## WRITTEN REQUEST
Omit the images, then output each of the records below exactly.

## INPUT FOR THIS TASK
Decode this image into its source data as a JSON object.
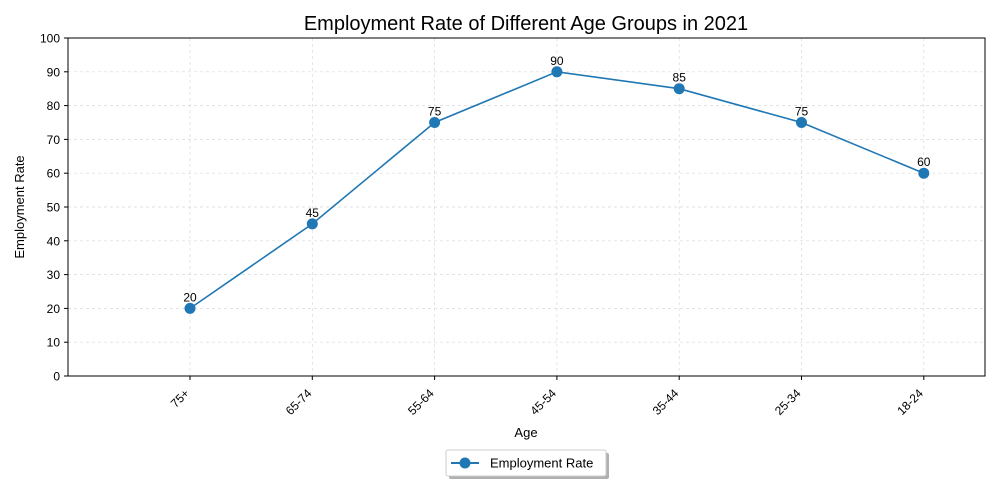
{
  "chart_data": {
    "type": "line",
    "title": "Employment Rate of Different Age Groups in 2021",
    "xlabel": "Age",
    "ylabel": "Employment Rate",
    "categories": [
      "75+",
      "65-74",
      "55-64",
      "45-54",
      "35-44",
      "25-34",
      "18-24"
    ],
    "series": [
      {
        "name": "Employment Rate",
        "values": [
          20,
          45,
          75,
          90,
          85,
          75,
          60
        ],
        "color": "#1f77b4"
      }
    ],
    "ylim": [
      0,
      100
    ],
    "yticks": [
      0,
      10,
      20,
      30,
      40,
      50,
      60,
      70,
      80,
      90,
      100
    ],
    "grid": true,
    "legend": "bottom-center",
    "data_labels": true
  }
}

## OUTPUT
Decode this image into its source data as a JSON object.
{
  "chart_data": {
    "type": "line",
    "title": "Employment Rate of Different Age Groups in 2021",
    "xlabel": "Age",
    "ylabel": "Employment Rate",
    "categories": [
      "75+",
      "65-74",
      "55-64",
      "45-54",
      "35-44",
      "25-34",
      "18-24"
    ],
    "series": [
      {
        "name": "Employment Rate",
        "values": [
          20,
          45,
          75,
          90,
          85,
          75,
          60
        ],
        "color": "#1f77b4"
      }
    ],
    "ylim": [
      0,
      100
    ],
    "yticks": [
      0,
      10,
      20,
      30,
      40,
      50,
      60,
      70,
      80,
      90,
      100
    ],
    "grid": true,
    "legend": "bottom-center",
    "data_labels": true
  }
}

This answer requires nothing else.